TASK REQUIREMENTS:
Do any lines in the data below contain "entdeckt"? If so, copy every one of them.

## START RECORDS FOR THIS TASK

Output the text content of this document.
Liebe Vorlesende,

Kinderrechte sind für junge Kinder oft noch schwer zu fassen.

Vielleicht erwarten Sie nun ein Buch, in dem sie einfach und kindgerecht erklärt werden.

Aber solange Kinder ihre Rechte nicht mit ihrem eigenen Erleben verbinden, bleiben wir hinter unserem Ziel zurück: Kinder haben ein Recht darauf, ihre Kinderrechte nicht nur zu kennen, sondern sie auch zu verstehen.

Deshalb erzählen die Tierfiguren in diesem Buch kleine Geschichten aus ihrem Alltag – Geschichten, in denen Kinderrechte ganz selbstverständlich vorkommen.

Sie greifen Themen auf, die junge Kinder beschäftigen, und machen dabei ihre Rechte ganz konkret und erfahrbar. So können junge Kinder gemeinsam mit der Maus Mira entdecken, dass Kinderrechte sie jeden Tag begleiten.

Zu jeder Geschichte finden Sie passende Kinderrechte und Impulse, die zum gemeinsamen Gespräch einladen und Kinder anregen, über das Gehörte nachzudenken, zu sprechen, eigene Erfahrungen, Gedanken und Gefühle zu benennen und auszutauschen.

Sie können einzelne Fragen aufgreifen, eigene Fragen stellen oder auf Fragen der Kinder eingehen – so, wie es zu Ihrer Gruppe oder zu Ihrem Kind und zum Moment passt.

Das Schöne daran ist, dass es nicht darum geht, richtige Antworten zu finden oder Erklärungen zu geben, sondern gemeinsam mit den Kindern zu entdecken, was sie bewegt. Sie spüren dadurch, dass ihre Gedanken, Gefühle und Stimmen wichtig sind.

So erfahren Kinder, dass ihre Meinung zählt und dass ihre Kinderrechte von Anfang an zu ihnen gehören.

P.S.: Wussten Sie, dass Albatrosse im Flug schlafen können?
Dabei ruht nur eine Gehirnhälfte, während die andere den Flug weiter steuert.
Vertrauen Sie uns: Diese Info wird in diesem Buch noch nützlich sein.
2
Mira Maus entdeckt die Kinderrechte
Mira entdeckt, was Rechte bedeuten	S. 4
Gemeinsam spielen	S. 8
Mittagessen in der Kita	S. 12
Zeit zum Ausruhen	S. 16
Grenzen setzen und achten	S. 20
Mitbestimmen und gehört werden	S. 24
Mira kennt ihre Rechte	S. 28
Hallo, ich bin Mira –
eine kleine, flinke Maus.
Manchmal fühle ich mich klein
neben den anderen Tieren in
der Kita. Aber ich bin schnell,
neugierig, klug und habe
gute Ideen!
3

## END RECORDS FOR THIS TASK

CORRECT ANSWER:
Mira Maus entdeckt die Kinderrechte
Mira entdeckt, was Rechte bedeuten	S. 4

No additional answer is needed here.